■ WORK INSTRUCTIONS
For each line below that includes the word "TEMPERATURE", make a copy.

■ ENTRIES SUPPLIED

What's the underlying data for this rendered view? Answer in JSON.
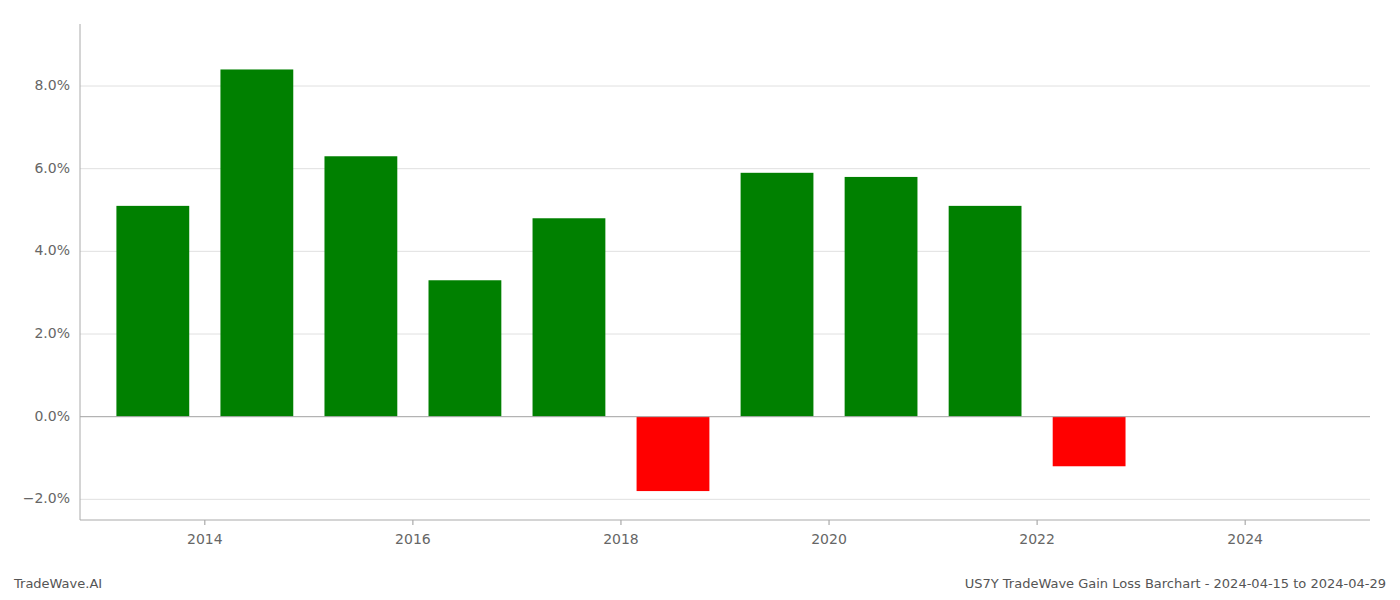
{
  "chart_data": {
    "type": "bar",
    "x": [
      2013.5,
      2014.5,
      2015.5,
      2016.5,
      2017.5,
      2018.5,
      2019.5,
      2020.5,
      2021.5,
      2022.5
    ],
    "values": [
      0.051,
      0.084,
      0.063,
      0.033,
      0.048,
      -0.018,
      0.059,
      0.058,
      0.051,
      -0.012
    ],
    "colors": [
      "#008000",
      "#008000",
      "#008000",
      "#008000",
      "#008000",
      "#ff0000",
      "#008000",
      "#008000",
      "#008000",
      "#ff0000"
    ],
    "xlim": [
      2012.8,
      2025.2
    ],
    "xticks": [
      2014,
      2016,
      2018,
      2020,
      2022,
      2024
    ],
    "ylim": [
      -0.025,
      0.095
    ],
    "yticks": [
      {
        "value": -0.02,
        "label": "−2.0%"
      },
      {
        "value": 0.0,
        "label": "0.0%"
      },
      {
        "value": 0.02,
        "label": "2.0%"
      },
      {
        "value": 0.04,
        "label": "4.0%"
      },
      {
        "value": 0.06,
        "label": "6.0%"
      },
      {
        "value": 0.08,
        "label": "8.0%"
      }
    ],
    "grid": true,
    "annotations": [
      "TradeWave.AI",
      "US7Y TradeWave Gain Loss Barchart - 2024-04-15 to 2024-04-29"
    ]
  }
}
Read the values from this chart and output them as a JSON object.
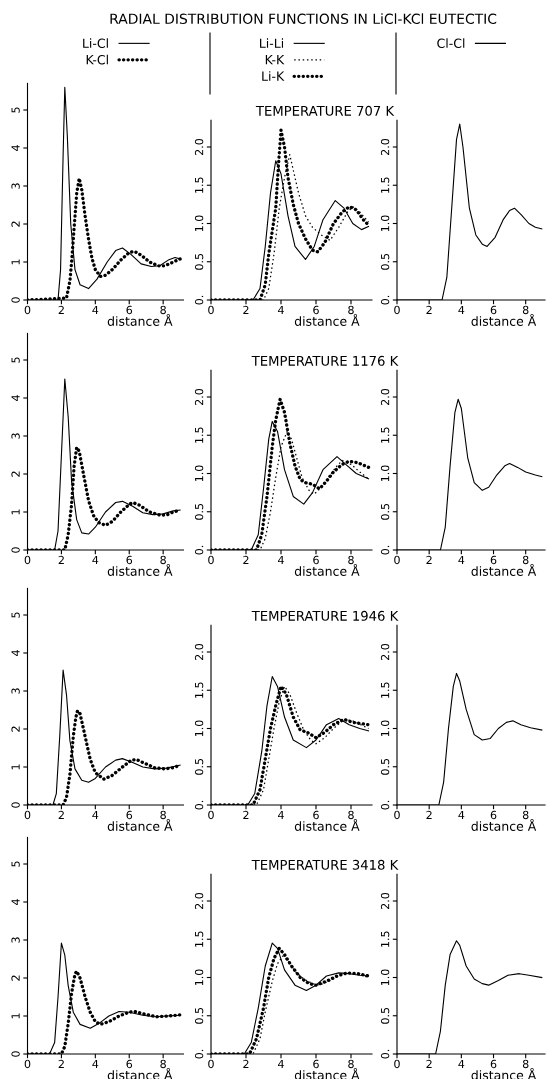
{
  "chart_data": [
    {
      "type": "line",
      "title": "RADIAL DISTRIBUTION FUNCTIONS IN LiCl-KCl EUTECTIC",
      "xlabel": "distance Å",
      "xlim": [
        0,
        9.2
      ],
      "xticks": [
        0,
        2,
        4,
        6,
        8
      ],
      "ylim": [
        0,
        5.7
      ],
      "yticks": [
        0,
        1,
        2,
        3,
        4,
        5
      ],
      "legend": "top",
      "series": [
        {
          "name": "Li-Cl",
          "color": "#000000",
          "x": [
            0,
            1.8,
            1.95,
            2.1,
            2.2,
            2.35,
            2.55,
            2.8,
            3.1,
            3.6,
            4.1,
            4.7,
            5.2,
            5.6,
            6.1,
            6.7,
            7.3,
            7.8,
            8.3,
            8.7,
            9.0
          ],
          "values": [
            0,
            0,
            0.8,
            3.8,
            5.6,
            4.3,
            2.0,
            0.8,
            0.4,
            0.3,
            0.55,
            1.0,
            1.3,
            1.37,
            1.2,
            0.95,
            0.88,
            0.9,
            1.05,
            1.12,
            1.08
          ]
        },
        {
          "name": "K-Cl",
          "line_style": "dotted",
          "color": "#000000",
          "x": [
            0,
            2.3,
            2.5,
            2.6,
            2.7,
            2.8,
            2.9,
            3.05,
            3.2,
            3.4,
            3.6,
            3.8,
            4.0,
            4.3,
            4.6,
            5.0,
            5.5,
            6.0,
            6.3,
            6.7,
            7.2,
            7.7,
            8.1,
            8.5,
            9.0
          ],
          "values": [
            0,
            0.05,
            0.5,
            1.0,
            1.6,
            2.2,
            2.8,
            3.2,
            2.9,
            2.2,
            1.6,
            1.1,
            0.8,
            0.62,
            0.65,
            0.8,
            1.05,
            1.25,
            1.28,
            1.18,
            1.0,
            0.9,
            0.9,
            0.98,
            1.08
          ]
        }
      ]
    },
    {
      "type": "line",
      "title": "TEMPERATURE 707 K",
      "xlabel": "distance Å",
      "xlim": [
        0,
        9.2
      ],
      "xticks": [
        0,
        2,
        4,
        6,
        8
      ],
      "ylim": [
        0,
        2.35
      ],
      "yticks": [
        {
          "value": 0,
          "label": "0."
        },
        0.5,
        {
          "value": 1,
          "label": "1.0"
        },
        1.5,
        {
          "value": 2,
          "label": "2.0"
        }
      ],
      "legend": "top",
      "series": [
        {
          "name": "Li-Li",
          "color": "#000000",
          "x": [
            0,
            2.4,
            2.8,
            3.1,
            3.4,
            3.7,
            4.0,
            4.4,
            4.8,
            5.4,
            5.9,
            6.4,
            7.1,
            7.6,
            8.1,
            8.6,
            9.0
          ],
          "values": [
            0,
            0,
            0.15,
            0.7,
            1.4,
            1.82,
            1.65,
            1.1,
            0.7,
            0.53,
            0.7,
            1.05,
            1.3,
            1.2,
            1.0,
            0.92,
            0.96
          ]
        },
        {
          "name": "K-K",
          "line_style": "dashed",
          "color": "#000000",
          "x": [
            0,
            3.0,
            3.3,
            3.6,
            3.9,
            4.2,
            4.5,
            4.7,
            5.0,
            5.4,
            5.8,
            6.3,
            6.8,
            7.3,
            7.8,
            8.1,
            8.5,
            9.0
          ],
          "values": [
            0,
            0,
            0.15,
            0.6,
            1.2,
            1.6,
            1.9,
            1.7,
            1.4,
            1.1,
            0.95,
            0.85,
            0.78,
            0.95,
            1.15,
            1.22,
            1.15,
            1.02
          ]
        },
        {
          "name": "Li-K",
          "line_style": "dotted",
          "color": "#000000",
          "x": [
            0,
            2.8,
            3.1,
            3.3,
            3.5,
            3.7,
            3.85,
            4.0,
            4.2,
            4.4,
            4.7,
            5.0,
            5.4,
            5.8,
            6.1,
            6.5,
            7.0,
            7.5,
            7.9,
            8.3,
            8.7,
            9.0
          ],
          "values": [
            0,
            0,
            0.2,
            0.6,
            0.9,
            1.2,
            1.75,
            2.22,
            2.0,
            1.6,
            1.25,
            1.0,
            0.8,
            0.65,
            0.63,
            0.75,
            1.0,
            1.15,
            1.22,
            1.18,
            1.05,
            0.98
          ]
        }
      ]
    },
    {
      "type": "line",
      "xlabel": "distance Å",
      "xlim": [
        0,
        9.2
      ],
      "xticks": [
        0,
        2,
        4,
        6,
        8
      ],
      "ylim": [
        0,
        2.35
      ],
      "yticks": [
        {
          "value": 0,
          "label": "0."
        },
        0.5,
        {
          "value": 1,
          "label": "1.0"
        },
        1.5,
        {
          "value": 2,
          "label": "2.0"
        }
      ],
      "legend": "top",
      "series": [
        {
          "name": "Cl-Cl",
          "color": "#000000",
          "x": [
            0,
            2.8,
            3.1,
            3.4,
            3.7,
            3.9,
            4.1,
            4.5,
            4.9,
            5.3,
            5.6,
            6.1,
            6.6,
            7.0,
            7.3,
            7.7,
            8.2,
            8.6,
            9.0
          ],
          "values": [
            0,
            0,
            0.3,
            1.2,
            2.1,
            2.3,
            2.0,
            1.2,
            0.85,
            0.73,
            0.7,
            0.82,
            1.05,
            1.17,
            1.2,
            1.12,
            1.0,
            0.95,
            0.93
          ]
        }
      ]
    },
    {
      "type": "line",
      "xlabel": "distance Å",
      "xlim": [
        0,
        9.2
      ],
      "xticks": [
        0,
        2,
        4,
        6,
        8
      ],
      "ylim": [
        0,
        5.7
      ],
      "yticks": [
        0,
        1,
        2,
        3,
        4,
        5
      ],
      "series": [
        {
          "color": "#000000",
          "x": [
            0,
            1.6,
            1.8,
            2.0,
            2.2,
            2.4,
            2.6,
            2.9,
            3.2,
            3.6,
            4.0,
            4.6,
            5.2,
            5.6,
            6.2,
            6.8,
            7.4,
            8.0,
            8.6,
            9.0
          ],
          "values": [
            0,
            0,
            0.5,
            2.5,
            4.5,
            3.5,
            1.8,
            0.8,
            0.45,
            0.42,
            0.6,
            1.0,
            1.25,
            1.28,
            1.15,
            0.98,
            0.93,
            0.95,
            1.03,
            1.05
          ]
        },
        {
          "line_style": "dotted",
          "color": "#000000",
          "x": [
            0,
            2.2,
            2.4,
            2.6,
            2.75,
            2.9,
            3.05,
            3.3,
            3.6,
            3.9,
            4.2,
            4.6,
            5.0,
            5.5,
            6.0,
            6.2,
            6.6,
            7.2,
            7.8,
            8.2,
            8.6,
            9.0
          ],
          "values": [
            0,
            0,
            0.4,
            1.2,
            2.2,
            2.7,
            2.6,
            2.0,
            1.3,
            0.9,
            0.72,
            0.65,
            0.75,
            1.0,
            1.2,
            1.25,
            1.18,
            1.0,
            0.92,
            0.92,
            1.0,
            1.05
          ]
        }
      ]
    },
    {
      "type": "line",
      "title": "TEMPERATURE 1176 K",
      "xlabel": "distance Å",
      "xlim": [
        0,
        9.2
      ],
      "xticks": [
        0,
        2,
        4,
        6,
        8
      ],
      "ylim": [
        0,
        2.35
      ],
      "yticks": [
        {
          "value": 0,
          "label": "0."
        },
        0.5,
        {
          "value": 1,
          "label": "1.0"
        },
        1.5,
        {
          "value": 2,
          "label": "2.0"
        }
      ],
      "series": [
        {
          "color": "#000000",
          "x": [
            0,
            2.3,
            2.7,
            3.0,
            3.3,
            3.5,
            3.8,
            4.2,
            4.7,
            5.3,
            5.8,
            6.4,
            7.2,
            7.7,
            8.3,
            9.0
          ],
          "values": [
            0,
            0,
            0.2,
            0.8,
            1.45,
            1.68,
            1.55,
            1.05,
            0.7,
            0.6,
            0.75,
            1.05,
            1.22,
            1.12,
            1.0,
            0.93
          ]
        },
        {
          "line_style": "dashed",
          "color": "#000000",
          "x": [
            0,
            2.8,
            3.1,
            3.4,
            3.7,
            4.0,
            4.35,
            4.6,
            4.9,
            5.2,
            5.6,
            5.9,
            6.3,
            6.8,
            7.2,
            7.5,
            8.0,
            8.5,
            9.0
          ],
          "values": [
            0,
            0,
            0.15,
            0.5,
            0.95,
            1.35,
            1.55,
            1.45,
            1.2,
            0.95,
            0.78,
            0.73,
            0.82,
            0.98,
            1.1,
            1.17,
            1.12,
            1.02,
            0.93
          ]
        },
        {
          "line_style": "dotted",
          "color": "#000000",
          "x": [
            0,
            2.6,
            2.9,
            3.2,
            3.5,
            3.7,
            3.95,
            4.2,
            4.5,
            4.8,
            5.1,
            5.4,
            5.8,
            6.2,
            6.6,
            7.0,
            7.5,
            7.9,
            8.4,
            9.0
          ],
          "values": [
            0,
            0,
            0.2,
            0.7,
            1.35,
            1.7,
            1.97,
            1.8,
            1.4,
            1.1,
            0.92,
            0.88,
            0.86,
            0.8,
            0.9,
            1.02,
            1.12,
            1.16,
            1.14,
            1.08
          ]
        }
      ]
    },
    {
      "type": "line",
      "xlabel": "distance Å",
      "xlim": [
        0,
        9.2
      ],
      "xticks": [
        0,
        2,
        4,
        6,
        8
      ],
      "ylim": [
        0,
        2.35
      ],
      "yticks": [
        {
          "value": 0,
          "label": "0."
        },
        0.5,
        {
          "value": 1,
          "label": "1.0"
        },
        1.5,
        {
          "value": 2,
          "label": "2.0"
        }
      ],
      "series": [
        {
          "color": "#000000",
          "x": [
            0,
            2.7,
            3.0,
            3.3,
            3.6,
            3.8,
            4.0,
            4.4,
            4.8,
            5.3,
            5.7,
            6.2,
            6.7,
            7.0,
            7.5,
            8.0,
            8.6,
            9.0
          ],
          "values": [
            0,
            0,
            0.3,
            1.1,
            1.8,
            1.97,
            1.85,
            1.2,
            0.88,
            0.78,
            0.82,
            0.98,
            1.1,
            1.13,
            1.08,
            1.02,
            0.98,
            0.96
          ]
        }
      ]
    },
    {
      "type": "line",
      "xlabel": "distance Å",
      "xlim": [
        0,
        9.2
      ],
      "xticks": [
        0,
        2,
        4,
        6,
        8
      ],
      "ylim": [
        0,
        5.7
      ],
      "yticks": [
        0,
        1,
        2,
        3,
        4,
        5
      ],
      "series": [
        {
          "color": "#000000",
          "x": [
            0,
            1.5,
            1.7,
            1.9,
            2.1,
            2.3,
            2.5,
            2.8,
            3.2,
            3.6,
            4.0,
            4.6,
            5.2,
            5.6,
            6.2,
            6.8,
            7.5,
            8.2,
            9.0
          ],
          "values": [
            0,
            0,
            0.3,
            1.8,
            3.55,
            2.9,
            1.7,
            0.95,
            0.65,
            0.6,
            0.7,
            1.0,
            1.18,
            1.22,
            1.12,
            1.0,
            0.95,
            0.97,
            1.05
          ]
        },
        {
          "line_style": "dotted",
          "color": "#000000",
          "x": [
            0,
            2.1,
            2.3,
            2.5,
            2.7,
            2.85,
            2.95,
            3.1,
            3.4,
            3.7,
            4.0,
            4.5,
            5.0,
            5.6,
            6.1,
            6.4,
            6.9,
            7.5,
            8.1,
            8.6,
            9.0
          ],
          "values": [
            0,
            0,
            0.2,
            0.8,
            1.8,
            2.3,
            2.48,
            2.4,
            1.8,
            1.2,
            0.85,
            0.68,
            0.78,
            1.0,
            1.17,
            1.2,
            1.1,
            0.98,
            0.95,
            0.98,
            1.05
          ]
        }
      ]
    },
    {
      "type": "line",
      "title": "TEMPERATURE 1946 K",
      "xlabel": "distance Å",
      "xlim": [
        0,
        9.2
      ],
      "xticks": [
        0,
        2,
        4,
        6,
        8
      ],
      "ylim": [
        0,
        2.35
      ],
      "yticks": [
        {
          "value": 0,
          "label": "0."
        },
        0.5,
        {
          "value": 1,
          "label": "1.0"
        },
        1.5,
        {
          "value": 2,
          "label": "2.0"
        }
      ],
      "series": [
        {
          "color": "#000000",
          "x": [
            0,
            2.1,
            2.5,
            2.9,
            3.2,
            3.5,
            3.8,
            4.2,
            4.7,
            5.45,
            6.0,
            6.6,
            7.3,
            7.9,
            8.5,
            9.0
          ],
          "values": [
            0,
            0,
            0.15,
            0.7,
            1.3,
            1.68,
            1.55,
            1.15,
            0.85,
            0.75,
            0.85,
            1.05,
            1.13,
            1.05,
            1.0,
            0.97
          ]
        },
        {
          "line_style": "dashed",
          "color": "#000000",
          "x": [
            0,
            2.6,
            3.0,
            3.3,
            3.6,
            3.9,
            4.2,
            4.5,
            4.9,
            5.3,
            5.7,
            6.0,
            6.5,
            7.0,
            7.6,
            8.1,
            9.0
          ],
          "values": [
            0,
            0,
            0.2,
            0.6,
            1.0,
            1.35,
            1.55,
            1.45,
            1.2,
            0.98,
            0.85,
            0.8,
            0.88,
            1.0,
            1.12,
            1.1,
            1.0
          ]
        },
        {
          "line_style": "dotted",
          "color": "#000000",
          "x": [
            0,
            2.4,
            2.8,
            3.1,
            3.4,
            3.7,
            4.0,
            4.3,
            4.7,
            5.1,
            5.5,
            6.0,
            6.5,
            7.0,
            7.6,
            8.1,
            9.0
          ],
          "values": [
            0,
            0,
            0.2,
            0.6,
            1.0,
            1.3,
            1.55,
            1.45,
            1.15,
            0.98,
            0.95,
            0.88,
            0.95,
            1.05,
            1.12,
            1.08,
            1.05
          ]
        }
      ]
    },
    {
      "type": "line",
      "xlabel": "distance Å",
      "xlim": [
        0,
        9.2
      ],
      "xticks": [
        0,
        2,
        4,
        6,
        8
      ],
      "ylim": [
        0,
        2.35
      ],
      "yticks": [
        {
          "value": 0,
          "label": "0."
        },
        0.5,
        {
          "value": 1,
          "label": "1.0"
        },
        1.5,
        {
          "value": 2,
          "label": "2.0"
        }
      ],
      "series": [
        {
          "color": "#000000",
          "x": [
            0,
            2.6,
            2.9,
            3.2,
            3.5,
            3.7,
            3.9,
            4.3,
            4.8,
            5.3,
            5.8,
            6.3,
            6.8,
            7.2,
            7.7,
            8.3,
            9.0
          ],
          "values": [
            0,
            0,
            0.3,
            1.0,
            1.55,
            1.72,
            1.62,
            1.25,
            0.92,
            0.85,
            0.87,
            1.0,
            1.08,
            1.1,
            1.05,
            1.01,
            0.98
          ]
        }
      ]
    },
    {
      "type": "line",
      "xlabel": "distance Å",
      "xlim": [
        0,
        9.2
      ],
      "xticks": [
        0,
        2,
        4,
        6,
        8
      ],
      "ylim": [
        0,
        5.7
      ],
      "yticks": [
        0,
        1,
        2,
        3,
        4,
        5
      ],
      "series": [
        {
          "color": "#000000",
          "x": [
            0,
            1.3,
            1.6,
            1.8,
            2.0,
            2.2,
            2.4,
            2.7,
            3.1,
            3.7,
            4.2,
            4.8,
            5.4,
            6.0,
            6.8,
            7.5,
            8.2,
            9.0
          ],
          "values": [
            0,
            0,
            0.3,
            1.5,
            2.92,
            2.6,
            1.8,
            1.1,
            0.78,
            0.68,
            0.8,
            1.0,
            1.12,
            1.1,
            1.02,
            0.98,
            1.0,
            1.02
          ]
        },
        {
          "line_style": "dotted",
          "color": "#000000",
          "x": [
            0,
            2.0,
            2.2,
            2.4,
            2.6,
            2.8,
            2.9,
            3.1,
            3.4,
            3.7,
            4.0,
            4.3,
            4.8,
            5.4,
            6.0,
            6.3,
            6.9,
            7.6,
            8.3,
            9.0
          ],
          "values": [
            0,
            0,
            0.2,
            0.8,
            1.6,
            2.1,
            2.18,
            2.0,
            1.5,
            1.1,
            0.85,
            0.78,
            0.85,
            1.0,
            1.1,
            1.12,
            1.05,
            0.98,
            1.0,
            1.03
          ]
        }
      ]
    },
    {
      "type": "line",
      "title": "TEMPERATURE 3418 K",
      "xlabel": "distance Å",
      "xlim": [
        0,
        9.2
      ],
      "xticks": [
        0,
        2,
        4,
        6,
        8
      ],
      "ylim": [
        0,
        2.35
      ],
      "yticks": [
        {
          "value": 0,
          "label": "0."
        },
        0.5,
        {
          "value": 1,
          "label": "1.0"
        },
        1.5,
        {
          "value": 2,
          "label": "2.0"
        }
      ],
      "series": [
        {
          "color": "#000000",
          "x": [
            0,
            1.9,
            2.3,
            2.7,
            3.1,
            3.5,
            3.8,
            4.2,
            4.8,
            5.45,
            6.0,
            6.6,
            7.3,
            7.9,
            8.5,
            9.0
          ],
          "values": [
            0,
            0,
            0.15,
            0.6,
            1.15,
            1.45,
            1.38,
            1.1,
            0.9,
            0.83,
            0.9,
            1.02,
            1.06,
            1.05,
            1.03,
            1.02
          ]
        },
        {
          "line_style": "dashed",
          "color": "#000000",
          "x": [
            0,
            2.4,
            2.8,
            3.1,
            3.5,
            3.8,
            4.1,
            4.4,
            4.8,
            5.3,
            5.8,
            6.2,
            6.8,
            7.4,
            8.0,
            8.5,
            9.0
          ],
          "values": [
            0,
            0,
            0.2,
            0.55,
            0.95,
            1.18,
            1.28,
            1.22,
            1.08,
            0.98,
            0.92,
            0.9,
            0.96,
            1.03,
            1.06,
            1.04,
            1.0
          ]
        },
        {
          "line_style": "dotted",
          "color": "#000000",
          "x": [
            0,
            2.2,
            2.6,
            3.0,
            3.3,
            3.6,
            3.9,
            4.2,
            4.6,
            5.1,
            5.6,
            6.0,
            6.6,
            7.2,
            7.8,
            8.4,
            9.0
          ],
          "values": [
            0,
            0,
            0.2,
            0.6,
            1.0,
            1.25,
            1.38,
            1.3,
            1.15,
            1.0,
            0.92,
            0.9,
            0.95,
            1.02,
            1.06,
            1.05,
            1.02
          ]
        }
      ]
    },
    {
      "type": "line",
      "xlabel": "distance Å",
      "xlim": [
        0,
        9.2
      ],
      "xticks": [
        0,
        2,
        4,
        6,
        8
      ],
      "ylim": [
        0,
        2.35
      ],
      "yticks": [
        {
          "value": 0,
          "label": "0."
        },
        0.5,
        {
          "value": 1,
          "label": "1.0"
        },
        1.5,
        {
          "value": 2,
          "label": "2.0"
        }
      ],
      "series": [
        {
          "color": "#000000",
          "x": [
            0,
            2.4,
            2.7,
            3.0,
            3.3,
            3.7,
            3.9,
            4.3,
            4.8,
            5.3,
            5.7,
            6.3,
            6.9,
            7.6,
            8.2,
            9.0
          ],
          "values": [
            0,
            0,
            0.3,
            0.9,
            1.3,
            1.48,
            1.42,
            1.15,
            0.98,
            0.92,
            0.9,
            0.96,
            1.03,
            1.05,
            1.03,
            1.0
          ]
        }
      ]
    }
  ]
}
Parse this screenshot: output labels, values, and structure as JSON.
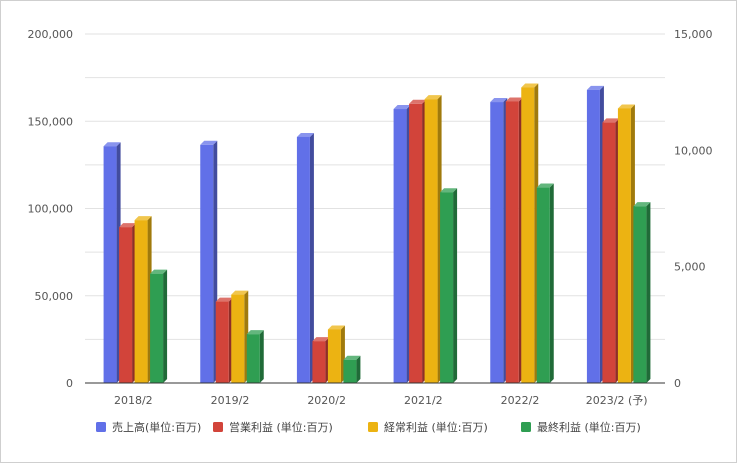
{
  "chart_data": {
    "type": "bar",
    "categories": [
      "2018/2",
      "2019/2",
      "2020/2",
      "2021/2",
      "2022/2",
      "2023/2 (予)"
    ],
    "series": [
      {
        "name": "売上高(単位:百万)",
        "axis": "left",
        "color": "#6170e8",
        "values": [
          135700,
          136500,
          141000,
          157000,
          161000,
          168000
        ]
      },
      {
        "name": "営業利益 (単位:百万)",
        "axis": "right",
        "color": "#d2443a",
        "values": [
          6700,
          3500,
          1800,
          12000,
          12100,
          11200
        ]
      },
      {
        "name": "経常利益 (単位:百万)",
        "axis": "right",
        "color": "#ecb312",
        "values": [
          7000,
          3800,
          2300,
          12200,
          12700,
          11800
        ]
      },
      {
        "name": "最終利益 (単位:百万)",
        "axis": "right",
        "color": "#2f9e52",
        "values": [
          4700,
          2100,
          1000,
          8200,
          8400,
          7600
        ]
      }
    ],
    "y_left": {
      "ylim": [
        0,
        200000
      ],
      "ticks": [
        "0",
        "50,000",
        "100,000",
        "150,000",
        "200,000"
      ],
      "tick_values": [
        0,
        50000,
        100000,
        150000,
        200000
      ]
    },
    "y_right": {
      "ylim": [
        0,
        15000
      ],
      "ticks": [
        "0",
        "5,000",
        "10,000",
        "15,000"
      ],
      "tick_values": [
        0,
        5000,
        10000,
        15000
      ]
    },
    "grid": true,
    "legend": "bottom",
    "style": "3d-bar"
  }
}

■ RIGHT ANSWER
      "title": "TEMPERATURE 707 K",
      "title": "TEMPERATURE 1176 K",
      "title": "TEMPERATURE 1946 K",
      "title": "TEMPERATURE 3418 K",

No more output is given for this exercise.